◆ Excerpted data
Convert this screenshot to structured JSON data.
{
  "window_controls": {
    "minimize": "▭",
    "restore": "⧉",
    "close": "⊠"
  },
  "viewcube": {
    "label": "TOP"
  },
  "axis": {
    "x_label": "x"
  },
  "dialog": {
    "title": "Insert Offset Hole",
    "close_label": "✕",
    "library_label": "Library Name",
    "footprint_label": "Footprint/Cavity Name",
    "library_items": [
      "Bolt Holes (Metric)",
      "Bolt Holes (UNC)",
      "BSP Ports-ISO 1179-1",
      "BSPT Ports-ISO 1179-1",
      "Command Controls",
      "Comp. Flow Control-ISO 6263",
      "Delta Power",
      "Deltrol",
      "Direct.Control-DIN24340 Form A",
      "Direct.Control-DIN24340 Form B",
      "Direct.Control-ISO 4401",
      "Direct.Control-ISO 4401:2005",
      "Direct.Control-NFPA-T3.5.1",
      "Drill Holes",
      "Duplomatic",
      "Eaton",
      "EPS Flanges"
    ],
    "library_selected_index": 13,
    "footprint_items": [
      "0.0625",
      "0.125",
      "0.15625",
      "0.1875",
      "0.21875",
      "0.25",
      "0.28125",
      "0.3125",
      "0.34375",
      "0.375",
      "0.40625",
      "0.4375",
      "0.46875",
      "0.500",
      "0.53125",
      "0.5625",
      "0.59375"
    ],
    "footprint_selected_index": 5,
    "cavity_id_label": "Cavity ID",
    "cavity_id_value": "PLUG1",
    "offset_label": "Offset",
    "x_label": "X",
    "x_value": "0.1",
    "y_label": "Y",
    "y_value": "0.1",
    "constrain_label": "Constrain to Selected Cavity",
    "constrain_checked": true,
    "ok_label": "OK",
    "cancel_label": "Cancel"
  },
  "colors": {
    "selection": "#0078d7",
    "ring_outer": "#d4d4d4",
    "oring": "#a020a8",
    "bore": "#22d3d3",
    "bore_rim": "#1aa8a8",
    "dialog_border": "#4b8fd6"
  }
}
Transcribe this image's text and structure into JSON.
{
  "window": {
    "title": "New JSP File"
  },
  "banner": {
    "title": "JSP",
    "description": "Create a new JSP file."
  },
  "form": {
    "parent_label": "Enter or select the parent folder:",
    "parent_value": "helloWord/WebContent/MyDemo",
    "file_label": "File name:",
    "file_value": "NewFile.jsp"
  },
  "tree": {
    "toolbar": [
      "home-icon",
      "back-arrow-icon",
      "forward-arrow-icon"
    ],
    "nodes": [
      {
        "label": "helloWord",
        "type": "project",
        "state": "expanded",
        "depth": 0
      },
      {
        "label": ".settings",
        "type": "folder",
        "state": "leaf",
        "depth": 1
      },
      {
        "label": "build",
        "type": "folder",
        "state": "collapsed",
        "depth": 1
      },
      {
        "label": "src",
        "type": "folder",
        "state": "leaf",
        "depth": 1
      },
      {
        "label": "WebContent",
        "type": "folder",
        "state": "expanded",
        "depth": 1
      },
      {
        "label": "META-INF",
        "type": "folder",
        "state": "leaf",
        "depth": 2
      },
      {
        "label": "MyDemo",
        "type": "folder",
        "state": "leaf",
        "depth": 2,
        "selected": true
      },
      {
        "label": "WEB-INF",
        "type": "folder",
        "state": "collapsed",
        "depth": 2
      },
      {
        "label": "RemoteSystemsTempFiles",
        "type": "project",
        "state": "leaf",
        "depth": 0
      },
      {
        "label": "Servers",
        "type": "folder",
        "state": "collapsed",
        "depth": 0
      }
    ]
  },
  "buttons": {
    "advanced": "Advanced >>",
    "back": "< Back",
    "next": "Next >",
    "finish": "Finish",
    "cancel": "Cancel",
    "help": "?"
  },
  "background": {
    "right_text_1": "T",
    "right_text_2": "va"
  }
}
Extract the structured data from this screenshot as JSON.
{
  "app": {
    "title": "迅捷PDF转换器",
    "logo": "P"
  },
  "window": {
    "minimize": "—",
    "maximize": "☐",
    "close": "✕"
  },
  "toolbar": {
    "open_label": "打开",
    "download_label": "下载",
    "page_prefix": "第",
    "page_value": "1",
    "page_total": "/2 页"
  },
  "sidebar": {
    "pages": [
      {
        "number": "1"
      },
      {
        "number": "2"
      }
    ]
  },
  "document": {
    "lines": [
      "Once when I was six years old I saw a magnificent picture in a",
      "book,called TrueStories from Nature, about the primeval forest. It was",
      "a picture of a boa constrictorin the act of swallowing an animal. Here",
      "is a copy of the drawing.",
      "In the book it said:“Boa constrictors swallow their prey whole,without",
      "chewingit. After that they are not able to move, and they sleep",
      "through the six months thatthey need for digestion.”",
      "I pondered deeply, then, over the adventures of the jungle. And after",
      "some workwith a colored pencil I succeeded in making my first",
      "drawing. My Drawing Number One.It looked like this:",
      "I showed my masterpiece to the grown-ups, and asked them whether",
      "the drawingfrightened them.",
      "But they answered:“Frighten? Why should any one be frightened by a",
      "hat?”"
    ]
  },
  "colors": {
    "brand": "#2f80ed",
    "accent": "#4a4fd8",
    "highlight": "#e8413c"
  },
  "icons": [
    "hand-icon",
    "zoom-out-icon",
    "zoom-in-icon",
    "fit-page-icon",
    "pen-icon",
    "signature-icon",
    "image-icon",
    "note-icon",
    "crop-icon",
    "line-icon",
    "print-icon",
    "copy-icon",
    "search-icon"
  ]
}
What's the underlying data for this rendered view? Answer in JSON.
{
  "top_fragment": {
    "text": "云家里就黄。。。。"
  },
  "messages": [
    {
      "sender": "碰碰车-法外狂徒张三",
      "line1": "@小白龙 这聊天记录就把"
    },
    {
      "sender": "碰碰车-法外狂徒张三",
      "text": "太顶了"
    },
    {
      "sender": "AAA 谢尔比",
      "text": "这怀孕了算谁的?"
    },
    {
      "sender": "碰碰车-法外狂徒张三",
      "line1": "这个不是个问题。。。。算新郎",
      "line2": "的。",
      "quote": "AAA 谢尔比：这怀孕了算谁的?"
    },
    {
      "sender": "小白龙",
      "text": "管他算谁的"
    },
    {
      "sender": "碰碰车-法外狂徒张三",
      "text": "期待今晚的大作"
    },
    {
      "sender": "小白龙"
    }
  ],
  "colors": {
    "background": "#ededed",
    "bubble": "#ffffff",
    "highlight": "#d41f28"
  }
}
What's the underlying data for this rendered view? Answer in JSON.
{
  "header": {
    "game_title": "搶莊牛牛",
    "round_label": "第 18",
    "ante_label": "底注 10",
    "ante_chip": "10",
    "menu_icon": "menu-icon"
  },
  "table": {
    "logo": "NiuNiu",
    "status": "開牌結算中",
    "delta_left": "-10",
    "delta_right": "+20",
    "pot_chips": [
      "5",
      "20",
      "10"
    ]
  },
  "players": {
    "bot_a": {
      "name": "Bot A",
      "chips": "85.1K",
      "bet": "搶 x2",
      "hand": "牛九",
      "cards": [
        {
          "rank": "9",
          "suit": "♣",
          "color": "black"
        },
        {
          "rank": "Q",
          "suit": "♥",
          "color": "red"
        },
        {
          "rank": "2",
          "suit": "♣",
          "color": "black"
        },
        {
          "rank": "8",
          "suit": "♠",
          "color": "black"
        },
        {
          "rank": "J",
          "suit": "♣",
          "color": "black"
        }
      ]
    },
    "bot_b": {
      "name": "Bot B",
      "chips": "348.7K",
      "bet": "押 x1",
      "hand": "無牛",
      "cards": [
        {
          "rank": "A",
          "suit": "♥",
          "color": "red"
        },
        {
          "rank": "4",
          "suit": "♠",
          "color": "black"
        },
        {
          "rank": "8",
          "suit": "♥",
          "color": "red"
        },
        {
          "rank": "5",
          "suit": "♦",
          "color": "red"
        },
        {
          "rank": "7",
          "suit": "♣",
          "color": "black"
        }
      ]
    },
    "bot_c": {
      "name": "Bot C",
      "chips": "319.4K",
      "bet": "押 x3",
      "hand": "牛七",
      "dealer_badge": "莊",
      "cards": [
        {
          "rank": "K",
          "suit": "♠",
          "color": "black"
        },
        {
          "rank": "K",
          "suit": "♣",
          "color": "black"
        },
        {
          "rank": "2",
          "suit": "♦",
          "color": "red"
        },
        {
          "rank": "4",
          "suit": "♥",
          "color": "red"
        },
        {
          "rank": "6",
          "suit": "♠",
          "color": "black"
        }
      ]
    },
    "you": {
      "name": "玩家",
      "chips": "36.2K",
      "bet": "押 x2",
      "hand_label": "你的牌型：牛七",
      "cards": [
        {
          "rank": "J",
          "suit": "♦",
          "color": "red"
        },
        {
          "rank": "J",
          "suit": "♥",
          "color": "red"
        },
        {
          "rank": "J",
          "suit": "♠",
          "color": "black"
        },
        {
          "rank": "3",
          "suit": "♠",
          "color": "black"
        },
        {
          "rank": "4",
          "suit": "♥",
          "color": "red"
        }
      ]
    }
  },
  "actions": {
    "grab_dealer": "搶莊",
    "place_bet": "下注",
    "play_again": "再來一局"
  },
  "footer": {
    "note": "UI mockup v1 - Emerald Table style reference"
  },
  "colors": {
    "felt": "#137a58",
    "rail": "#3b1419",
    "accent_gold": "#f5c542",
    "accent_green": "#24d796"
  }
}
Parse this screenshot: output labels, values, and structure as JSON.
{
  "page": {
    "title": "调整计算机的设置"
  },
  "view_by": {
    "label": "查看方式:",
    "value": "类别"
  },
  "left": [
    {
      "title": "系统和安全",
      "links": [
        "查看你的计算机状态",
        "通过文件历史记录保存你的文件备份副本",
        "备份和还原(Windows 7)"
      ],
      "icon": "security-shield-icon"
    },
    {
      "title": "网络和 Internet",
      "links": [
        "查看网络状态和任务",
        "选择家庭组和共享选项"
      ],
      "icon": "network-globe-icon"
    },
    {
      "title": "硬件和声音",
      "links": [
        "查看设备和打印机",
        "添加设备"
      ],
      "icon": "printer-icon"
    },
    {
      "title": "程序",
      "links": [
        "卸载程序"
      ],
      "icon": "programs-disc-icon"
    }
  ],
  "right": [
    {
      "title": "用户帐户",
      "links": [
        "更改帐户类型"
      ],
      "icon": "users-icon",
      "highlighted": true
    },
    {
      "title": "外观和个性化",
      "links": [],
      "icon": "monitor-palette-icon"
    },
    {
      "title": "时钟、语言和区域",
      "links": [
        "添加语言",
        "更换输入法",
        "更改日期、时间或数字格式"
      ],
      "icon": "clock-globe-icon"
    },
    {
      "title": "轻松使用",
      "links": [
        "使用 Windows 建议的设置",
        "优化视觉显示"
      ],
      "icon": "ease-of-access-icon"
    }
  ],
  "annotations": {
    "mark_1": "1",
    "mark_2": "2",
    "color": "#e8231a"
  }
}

◆ Problem to work on
Working from the material above, state how many lines contain "them"; give only the number.

◆ Output of the task
2